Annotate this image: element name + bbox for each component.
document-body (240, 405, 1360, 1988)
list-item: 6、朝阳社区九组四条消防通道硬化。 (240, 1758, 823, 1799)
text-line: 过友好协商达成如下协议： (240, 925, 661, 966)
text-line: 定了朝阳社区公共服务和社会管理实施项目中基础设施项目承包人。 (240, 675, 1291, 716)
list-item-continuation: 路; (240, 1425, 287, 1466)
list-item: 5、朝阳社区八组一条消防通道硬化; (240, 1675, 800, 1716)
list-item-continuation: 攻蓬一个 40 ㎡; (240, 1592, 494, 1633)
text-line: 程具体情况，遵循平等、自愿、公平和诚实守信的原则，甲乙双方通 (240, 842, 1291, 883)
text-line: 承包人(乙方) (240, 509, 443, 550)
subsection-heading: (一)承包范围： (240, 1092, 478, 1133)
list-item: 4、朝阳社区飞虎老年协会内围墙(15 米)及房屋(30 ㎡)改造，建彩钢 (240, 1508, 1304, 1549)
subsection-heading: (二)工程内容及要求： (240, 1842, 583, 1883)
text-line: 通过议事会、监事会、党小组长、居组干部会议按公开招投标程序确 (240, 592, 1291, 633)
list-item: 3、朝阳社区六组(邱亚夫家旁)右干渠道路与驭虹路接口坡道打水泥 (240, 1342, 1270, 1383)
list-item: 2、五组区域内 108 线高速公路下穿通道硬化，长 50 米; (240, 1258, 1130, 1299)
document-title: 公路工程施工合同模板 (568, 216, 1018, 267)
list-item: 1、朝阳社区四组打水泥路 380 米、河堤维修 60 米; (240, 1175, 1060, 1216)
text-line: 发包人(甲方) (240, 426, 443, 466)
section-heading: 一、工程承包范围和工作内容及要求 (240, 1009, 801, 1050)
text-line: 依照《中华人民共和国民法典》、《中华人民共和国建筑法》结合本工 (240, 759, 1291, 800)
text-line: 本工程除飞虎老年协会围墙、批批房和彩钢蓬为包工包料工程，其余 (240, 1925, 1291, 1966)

########################################

● Problem to work on:
Print all the records above line for line, unchanged.

● Solution to this task:
Annotate this image: element name + bbox for each component.
document-body (240, 405, 1360, 1988)
list-item: 6、朝阳社区九组四条消防通道硬化。 (240, 1758, 823, 1799)
text-line: 过友好协商达成如下协议： (240, 925, 661, 966)
text-line: 定了朝阳社区公共服务和社会管理实施项目中基础设施项目承包人。 (240, 675, 1291, 716)
list-item-continuation: 路; (240, 1425, 287, 1466)
list-item: 5、朝阳社区八组一条消防通道硬化; (240, 1675, 800, 1716)
list-item-continuation: 攻蓬一个 40 ㎡; (240, 1592, 494, 1633)
text-line: 程具体情况，遵循平等、自愿、公平和诚实守信的原则，甲乙双方通 (240, 842, 1291, 883)
text-line: 承包人(乙方) (240, 509, 443, 550)
subsection-heading: (一)承包范围： (240, 1092, 478, 1133)
list-item: 4、朝阳社区飞虎老年协会内围墙(15 米)及房屋(30 ㎡)改造，建彩钢 (240, 1508, 1304, 1549)
subsection-heading: (二)工程内容及要求： (240, 1842, 583, 1883)
text-line: 通过议事会、监事会、党小组长、居组干部会议按公开招投标程序确 (240, 592, 1291, 633)
list-item: 3、朝阳社区六组(邱亚夫家旁)右干渠道路与驭虹路接口坡道打水泥 (240, 1342, 1270, 1383)
list-item: 2、五组区域内 108 线高速公路下穿通道硬化，长 50 米; (240, 1258, 1130, 1299)
document-title: 公路工程施工合同模板 (568, 216, 1018, 267)
list-item: 1、朝阳社区四组打水泥路 380 米、河堤维修 60 米; (240, 1175, 1060, 1216)
text-line: 发包人(甲方) (240, 426, 443, 466)
section-heading: 一、工程承包范围和工作内容及要求 (240, 1009, 801, 1050)
text-line: 依照《中华人民共和国民法典》、《中华人民共和国建筑法》结合本工 (240, 759, 1291, 800)
text-line: 本工程除飞虎老年协会围墙、批批房和彩钢蓬为包工包料工程，其余 (240, 1925, 1291, 1966)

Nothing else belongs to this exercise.